■ **Work instructions**
Across the listing below, how many lines hold "page"? Reply with the number by itself.

◇ ◇ ◇ ◇

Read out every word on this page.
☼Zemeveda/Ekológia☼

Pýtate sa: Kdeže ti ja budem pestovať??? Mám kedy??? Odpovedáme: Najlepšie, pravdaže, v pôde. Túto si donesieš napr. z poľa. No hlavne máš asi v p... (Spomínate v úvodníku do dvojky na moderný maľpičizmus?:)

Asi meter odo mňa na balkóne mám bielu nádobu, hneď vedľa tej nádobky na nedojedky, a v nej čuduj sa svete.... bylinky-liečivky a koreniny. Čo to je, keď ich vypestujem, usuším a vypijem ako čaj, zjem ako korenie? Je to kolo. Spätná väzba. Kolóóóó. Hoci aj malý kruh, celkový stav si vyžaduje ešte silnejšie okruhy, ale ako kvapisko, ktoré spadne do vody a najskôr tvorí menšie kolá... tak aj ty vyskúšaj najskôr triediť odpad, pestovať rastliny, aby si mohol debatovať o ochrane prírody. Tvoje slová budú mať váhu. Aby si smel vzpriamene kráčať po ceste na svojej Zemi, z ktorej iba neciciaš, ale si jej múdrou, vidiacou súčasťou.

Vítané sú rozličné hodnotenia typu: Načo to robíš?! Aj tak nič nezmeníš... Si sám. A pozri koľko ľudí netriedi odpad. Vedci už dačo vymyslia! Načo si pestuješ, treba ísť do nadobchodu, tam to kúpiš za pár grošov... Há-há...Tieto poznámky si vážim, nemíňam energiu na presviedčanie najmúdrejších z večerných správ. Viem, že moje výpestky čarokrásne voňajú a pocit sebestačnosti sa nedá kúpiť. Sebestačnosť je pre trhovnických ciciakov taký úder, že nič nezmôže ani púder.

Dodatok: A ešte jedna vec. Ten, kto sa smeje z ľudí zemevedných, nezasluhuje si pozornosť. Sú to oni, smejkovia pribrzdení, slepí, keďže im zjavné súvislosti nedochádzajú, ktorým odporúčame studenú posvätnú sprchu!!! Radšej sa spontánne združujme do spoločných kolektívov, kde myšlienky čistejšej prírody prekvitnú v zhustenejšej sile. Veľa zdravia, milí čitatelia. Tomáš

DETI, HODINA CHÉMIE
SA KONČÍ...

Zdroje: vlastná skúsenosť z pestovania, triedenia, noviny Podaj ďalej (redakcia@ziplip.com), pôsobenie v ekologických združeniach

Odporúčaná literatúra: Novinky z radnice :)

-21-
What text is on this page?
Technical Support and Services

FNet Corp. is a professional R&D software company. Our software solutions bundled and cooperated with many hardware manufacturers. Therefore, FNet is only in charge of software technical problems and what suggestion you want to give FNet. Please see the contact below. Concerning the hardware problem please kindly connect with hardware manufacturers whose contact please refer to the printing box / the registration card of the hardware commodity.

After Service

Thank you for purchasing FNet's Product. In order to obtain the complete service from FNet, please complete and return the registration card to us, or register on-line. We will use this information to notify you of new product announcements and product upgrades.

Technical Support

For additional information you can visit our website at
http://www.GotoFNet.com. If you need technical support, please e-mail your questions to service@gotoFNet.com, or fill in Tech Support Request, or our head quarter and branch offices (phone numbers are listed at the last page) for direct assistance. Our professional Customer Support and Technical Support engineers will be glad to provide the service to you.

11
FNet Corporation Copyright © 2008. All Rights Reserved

◇ ◇ ◇ ◇

■ **Complete output**
3